- _What this task involves_
Show every line that has the string "URPD" in it.

──────── Records for this exercise ────────

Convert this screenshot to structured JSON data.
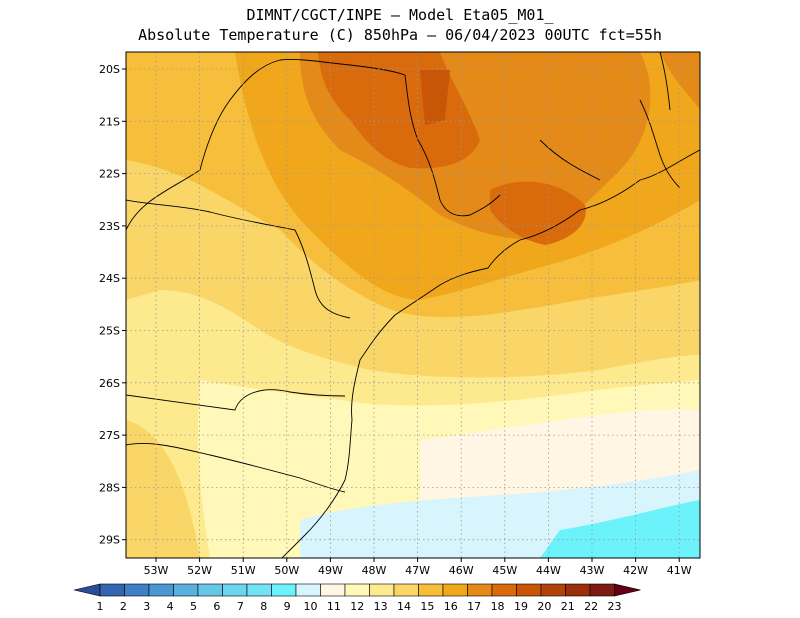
{
  "header": {
    "line1": "DIMNT/CGCT/INPE –  Model Eta05_M01_",
    "line2": "Absolute Temperature (C) 850hPa –  06/04/2023 00UTC fct=55h"
  },
  "map": {
    "lat_labels": [
      "20S",
      "21S",
      "22S",
      "23S",
      "24S",
      "25S",
      "26S",
      "27S",
      "28S",
      "29S"
    ],
    "lon_labels": [
      "53W",
      "52W",
      "51W",
      "50W",
      "49W",
      "48W",
      "47W",
      "46W",
      "45W",
      "44W",
      "43W",
      "42W",
      "41W"
    ]
  },
  "colorbar": {
    "labels": [
      "1",
      "2",
      "3",
      "4",
      "5",
      "6",
      "7",
      "8",
      "9",
      "10",
      "11",
      "12",
      "13",
      "14",
      "15",
      "16",
      "17",
      "18",
      "19",
      "20",
      "21",
      "22",
      "23"
    ],
    "colors": [
      "#2a4c9a",
      "#3565b0",
      "#3f7fc6",
      "#4b97d4",
      "#58b0de",
      "#66c6e6",
      "#6ed5ee",
      "#72e3f5",
      "#6cf2fb",
      "#d8f4fd",
      "#fff6e4",
      "#fff8b8",
      "#fde98e",
      "#f9d667",
      "#f6be3a",
      "#f1a71c",
      "#e48a18",
      "#d96b0c",
      "#c95607",
      "#b24308",
      "#9b2f0b",
      "#7c1a14",
      "#640012"
    ]
  }
}
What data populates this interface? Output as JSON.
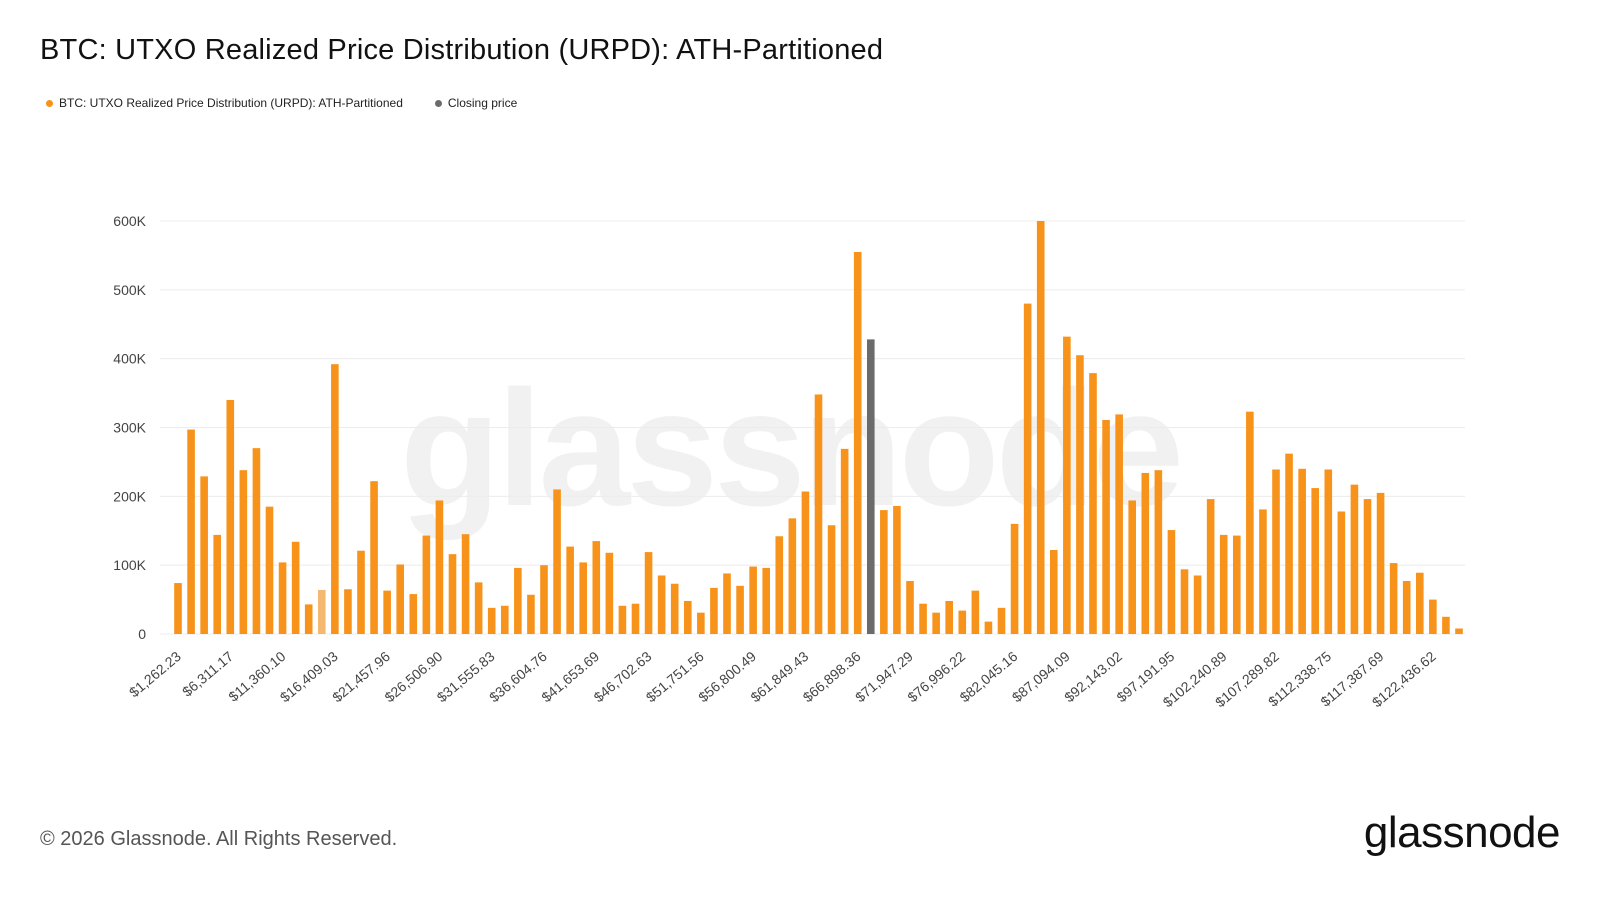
{
  "title": "BTC: UTXO Realized Price Distribution (URPD): ATH-Partitioned",
  "legend": [
    {
      "label": "BTC: UTXO Realized Price Distribution (URPD): ATH-Partitioned",
      "color": "#f7931a"
    },
    {
      "label": "Closing price",
      "color": "#6b6b6b"
    }
  ],
  "watermark": "glassnode",
  "footer": {
    "copyright": "© 2026 Glassnode. All Rights Reserved.",
    "logo": "glassnode"
  },
  "colors": {
    "bar": "#f7931a",
    "bar_light": "#f5b870",
    "closing": "#6b6b6b",
    "grid": "#ececec",
    "axis_text": "#444444"
  },
  "chart_data": {
    "type": "bar",
    "ylim": [
      0,
      600000
    ],
    "y_ticks": [
      {
        "value": 0,
        "label": "0"
      },
      {
        "value": 100000,
        "label": "100K"
      },
      {
        "value": 200000,
        "label": "200K"
      },
      {
        "value": 300000,
        "label": "300K"
      },
      {
        "value": 400000,
        "label": "400K"
      },
      {
        "value": 500000,
        "label": "500K"
      },
      {
        "value": 600000,
        "label": "600K"
      }
    ],
    "x_tick_labels": [
      {
        "index": 0,
        "label": "$1,262.23"
      },
      {
        "index": 4,
        "label": "$6,311.17"
      },
      {
        "index": 8,
        "label": "$11,360.10"
      },
      {
        "index": 12,
        "label": "$16,409.03"
      },
      {
        "index": 16,
        "label": "$21,457.96"
      },
      {
        "index": 20,
        "label": "$26,506.90"
      },
      {
        "index": 24,
        "label": "$31,555.83"
      },
      {
        "index": 28,
        "label": "$36,604.76"
      },
      {
        "index": 32,
        "label": "$41,653.69"
      },
      {
        "index": 36,
        "label": "$46,702.63"
      },
      {
        "index": 40,
        "label": "$51,751.56"
      },
      {
        "index": 44,
        "label": "$56,800.49"
      },
      {
        "index": 48,
        "label": "$61,849.43"
      },
      {
        "index": 52,
        "label": "$66,898.36"
      },
      {
        "index": 56,
        "label": "$71,947.29"
      },
      {
        "index": 60,
        "label": "$76,996.22"
      },
      {
        "index": 64,
        "label": "$82,045.16"
      },
      {
        "index": 68,
        "label": "$87,094.09"
      },
      {
        "index": 72,
        "label": "$92,143.02"
      },
      {
        "index": 76,
        "label": "$97,191.95"
      },
      {
        "index": 80,
        "label": "$102,240.89"
      },
      {
        "index": 84,
        "label": "$107,289.82"
      },
      {
        "index": 88,
        "label": "$112,338.75"
      },
      {
        "index": 92,
        "label": "$117,387.69"
      },
      {
        "index": 96,
        "label": "$122,436.62"
      }
    ],
    "closing_index": 53,
    "light_indices": [
      11
    ],
    "values": [
      74000,
      297000,
      229000,
      144000,
      340000,
      238000,
      270000,
      185000,
      104000,
      134000,
      43000,
      64000,
      392000,
      65000,
      121000,
      222000,
      63000,
      101000,
      58000,
      143000,
      194000,
      116000,
      145000,
      75000,
      38000,
      41000,
      96000,
      57000,
      100000,
      210000,
      127000,
      104000,
      135000,
      118000,
      41000,
      44000,
      119000,
      85000,
      73000,
      48000,
      31000,
      67000,
      88000,
      70000,
      98000,
      96000,
      142000,
      168000,
      207000,
      348000,
      158000,
      269000,
      555000,
      428000,
      180000,
      186000,
      77000,
      44000,
      31000,
      48000,
      34000,
      63000,
      18000,
      38000,
      160000,
      480000,
      600000,
      122000,
      432000,
      405000,
      379000,
      311000,
      319000,
      194000,
      234000,
      238000,
      151000,
      94000,
      85000,
      196000,
      144000,
      143000,
      323000,
      181000,
      239000,
      262000,
      240000,
      212000,
      239000,
      178000,
      217000,
      196000,
      205000,
      103000,
      77000,
      89000,
      50000,
      25000,
      8000
    ]
  }
}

────────

- _Solution_
  "title": "BTC: UTXO Realized Price Distribution (URPD): ATH-Partitioned",
      "label": "BTC: UTXO Realized Price Distribution (URPD): ATH-Partitioned",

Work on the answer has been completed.